Tasks to carry out —
a) In the scatterplot matrix text, what does the domain of an axis indicate?
b) Copy out the stretch of the scatterplot matrix text from "The above function" through "the individual subplots.".

Text extract —
[start]
The axes are, as before, defined in more detail in the layout dictionary. It is here that a correspondence between the traces and the axes is established so that there is a match for each trace to the fitting axis of the scatterplot matrix. Furthermore, the domain of each axis needs to be defined. The domain indicates the fractional amount of space a subplot has in the scatterplot matrix.

def calcDomain(index, N, pad):
    return [index*pad+index*(1-(N-1)*pad)/N, index*pad+((index+1)*(1-(N-1)*pad)/N)]

plot_domains = [calcDomain(i, N, pad = 0.02) for i in range(N)]
print(plot_domains)
[[0.0, 0.235], [0.255, 0.49], [0.51, 0.745], [0.7649999999999999, 1.0]]

The above function will split the space of the scatterplot matrix into even portions, one scatterplot for each feature that is included. Furthermore, it adds some padding between the individual subplots.

scatter_plot_layout = {}

for i in range(N):
    scatter_plot_layout['xaxis' + (str(i+1) if i!=0 else '')] = {
        'domain': plot_domains[i],
        'title': features[i],
        'zeroline': False,
        'showline': False
    }
    scatter_plot_layout['yaxis' + (str(i+1) if i!=0 else '')] = {
        'domain': plot_domains[i],
        'title': features[i],
        'zeroline': False,
        'showline':False,
        'position': 1, #set axis to the right of the scatterplot matrix
        'side': 'right'
    }

In this part, we establish the correspondence between the axes in the traces and the axes defined in the layout. In the layout dictionary of each subplot, its x- and yaxis are named 'xaxis', 'xaxis2', 'xaxis3', 'xaxis4', etc. and 'yaxis', 'yaxis2', 'yaxis3', 'yaxis4', etc. to match up with x, x2, x3, x4, etc. and and y, y2, y3, y4, etc., respectively. Furthermore, the subplot domains and axes titles are set here.
[end]
Data extract —
[start]
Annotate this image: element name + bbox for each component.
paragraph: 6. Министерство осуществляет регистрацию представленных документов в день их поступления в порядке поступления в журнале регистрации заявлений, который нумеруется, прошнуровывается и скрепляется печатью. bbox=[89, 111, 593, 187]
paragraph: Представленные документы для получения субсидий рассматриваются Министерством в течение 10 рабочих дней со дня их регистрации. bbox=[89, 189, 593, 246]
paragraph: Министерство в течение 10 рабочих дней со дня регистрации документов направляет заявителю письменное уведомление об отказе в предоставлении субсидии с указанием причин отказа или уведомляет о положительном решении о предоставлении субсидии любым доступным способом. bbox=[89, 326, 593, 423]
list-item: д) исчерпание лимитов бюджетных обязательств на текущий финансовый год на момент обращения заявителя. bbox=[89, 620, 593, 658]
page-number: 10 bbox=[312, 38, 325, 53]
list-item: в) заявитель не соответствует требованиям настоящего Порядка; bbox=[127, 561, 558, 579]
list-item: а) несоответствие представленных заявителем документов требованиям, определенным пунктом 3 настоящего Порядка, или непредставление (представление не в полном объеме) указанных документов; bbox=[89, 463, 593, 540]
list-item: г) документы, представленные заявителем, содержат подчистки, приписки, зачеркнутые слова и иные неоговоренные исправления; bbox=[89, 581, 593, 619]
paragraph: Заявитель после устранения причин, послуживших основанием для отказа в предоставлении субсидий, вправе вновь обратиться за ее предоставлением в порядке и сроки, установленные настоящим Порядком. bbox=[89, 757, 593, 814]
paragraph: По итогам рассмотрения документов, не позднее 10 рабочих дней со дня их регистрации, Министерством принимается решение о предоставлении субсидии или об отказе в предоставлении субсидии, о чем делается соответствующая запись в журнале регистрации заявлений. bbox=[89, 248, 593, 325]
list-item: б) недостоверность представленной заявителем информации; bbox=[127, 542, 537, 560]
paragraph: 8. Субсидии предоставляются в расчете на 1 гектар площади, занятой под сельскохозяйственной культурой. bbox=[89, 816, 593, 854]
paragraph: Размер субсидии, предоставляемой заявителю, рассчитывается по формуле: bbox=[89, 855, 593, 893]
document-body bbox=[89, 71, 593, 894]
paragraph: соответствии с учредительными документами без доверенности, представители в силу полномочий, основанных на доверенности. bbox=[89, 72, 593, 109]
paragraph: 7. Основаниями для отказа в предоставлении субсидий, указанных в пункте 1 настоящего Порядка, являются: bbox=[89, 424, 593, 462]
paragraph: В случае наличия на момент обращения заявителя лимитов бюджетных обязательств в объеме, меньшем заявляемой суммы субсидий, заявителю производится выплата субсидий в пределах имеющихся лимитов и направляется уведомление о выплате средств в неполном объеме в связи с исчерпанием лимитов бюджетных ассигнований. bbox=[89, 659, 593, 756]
[end]
Exercise responses —
a) It indicates the fractional amount of space a subplot has in the scatterplot matrix.

b)
The above function will split the space of the scatterplot matrix into even portions, one scatterplot for each feature that is included. Furthermore, it adds some padding between the individual subplots.